Texto do exercício
= = = =

O deputado estadual Pedro Tobias (PSDB) apresentou projeto de resolução (nº 17/2006) sugerindo a criação do Conselho Consultivo de Pesquisa e Ensino Superior na Assembléia Legislativa de São Paulo (AL). De acordo com o deputado, trata-se de um órgão auxiliar consultivo da Casa nas matérias relativas à educação superior, especialmente nas atividades de pesquisa e extensão universitária; da autonomia universitária; da legislação educacional e da organização e financiamento das instituições estaduais de educação superior.
“A criação de tal colegiado se justifica pela reconhecida complexidade dos assuntos relativos ao ensino, pesquisa e extensão, tanto no que concerne ao seu conteúdo pedagógico quanto no que diz respeito às questões organizacionais e financeiras”, argumenta Tobias em sua propositura.

= = = =

Trechos dos dados

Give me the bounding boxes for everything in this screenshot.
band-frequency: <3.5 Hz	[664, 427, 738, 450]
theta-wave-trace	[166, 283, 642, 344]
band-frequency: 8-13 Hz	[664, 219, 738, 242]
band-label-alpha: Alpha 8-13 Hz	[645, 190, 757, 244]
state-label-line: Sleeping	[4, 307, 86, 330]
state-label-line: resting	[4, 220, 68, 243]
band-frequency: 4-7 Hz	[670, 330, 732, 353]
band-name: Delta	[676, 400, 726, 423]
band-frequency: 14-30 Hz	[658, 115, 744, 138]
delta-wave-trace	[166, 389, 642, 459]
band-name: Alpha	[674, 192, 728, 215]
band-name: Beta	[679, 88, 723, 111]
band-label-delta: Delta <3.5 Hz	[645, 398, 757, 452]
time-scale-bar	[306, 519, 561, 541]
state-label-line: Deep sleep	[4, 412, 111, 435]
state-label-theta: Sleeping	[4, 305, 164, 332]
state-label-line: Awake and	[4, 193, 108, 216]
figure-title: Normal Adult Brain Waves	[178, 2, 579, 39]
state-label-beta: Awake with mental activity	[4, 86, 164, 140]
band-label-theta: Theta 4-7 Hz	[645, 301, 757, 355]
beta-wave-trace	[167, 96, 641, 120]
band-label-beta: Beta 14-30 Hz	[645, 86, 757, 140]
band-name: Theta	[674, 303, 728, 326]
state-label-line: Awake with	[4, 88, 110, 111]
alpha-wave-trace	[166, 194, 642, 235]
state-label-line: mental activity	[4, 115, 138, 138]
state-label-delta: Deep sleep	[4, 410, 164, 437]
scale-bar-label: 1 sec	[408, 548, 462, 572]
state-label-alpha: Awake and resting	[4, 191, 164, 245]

= = = =

Enunciado da tarefa
Dê continuidade ao texto sobre a proposta de criação do Conselho Consultivo de Pesquisa e Ensino Superior, começando logo após a última frase apresentada.

Resultado da tarefa
Segundo o deputado, o conselho será constituído por dois representantes do Conselho Estadual da Educação; um membro do Ministério Público, designado por seu Conselho Superior; um representante da seção paulista da Ordem dos Advogados do Brasil (OAB-SP); dois representantes das universidades, centros universitários e institutos ou escolas superiores mantidos pelo Estado; um representante da Fundação de Amparo à Pesquisa do Estado de São Paulo (Fapesp) e dois representantes da Sociedade Civil de reconhecida idoneidade moral e notórios conhecimentos nas matérias referidas à educação superior, eleitos em reunião conjunta das Comissões de Educação e de Cultura, Ciência e Tecnologia da Assembléia.
O projeto de resolução determina que o mandato dos membros do conselho será de dois anos, permitida uma recondução, e cada membro terá um suplente exclusivo. “A participação dos membros do Conselho é considerada serviço público de natureza relevante, não remunerada, cabendo aos órgãos e entidades que nele se fizerem representar o custeio das despesas de deslocamento e de estada dos respectivos membros”, ressalta.
Em sua propositura, Pedro Tobias destaca ainda que o Conselho terá como atribuição assistir a Assembléia Legislativa no exame das proposições relativas à Educação Superior, emitindo pareceres e notas técnicas, realizando estudos e se manifestando nos processos em que for solicitada a sua colaboração. “A opinião emitida pelo Conselho sobre proposição legislativa em tramitação na Assembléia Legislativa só poderá ser recebida pelo plenário ou pelas Comissões da Casa como simples manifestação, não podendo ser objeto de deliberação”, explica o deputado.